__What the task requires__. Return the data exactly, with all pictures removed.

__Records supplied__.

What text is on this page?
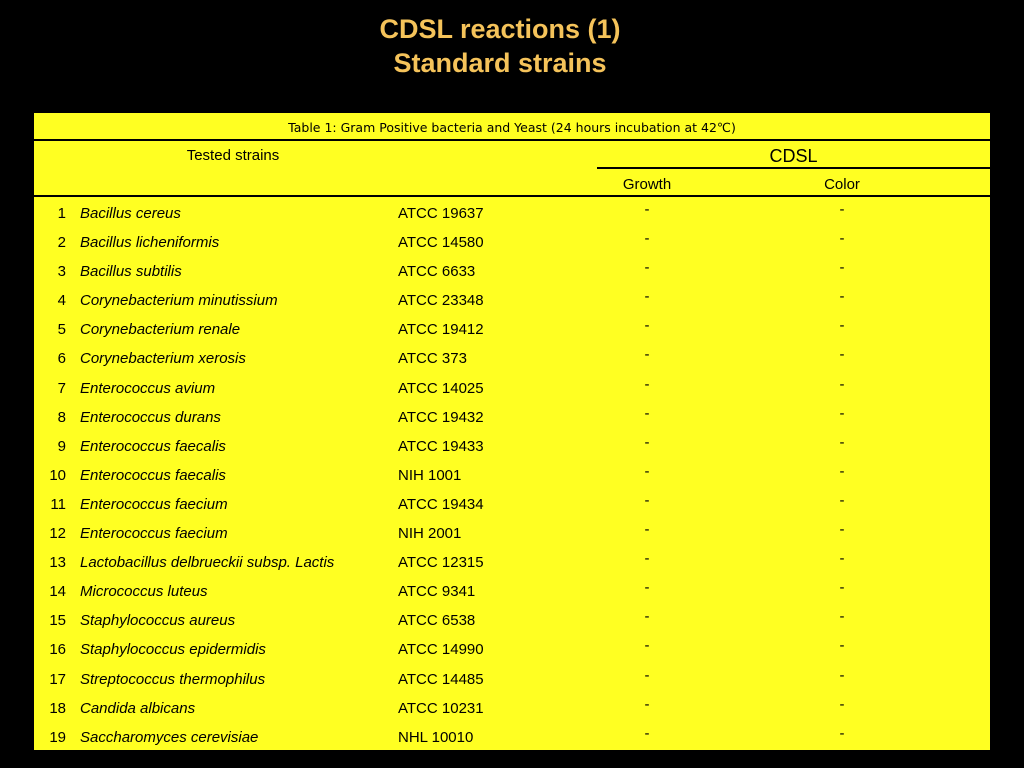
CDSL reactions (1)
Standard strains
Table 1: Gram Positive bacteria and Yeast (24 hours incubation at 42℃)
Tested strains	CDSL
Growth	Color
1 Bacillus cereus	ATCC 19637	-	-
2 Bacillus licheniformis	ATCC 14580	-	-
3 Bacillus subtilis	ATCC 6633	-	-
4 Corynebacterium minutissium	ATCC 23348	-	-
5 Corynebacterium renale	ATCC 19412	-	-
6 Corynebacterium xerosis	ATCC 373	-	-
7 Enterococcus avium	ATCC 14025	-	-
8 Enterococcus durans	ATCC 19432	-	-
9 Enterococcus faecalis	ATCC 19433	-	-
10 Enterococcus faecalis	NIH 1001	-	-
11 Enterococcus faecium	ATCC 19434	-	-
12 Enterococcus faecium	NIH 2001	-	-
13 Lactobacillus delbrueckii subsp. Lactis	ATCC 12315	-	-
14 Micrococcus luteus	ATCC 9341	-	-
15 Staphylococcus aureus	ATCC 6538	-	-
16 Staphylococcus epidermidis	ATCC 14990	-	-
17 Streptococcus thermophilus	ATCC 14485	-	-
18 Candida albicans	ATCC 10231	-	-
19 Saccharomyces cerevisiae	NHL 10010	-	-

__The answer__.
What text is on this page?
CDSL reactions (1)
Standard strains
Table 1: Gram Positive bacteria and Yeast (24 hours incubation at 42℃)
Tested strains	CDSL
Growth	Color
1 Bacillus cereus	ATCC 19637	-	-
2 Bacillus licheniformis	ATCC 14580	-	-
3 Bacillus subtilis	ATCC 6633	-	-
4 Corynebacterium minutissium	ATCC 23348	-	-
5 Corynebacterium renale	ATCC 19412	-	-
6 Corynebacterium xerosis	ATCC 373	-	-
7 Enterococcus avium	ATCC 14025	-	-
8 Enterococcus durans	ATCC 19432	-	-
9 Enterococcus faecalis	ATCC 19433	-	-
10 Enterococcus faecalis	NIH 1001	-	-
11 Enterococcus faecium	ATCC 19434	-	-
12 Enterococcus faecium	NIH 2001	-	-
13 Lactobacillus delbrueckii subsp. Lactis	ATCC 12315	-	-
14 Micrococcus luteus	ATCC 9341	-	-
15 Staphylococcus aureus	ATCC 6538	-	-
16 Staphylococcus epidermidis	ATCC 14990	-	-
17 Streptococcus thermophilus	ATCC 14485	-	-
18 Candida albicans	ATCC 10231	-	-
19 Saccharomyces cerevisiae	NHL 10010	-	-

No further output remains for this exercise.